== The exercise ==
Filter the entries and keep only the lines where the string "year" appears.
***** Information given
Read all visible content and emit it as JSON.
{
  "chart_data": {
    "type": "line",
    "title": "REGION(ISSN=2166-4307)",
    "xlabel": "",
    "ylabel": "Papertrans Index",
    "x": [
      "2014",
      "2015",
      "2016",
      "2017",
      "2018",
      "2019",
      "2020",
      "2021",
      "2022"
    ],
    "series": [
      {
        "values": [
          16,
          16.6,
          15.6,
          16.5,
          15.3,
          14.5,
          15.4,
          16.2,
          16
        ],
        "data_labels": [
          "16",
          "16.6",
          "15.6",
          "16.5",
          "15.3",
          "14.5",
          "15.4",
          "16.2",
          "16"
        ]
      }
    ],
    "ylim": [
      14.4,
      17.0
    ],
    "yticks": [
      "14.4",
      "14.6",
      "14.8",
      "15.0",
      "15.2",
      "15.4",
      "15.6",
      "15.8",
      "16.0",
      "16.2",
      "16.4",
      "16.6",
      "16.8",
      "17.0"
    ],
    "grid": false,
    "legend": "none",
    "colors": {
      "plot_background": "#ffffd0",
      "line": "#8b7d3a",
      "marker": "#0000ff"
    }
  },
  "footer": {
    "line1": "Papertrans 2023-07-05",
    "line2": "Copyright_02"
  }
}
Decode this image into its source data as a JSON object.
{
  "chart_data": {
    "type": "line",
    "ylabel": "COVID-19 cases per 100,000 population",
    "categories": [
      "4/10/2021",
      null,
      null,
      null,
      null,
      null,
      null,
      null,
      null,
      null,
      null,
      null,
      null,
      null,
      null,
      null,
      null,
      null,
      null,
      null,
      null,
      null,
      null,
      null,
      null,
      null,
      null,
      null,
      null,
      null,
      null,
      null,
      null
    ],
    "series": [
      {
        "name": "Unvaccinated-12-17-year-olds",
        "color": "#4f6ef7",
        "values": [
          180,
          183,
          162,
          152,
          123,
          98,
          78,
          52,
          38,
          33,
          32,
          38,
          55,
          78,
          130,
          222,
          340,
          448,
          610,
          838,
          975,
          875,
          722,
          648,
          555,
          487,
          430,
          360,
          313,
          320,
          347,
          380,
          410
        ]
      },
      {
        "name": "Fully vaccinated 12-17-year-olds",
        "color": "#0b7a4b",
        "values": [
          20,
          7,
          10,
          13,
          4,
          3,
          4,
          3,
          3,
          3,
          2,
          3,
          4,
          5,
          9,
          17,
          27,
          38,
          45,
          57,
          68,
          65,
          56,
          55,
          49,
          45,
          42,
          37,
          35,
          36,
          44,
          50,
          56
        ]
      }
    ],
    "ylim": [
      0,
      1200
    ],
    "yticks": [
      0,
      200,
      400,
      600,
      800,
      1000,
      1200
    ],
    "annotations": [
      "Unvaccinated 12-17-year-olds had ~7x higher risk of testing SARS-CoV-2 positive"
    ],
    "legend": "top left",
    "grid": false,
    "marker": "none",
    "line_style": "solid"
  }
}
**********
== Exercise answer ==
        "name": "Unvaccinated-12-17-year-olds",
        "name": "Fully vaccinated 12-17-year-olds",
      "Unvaccinated 12-17-year-olds had ~7x higher risk of testing SARS-CoV-2 positive"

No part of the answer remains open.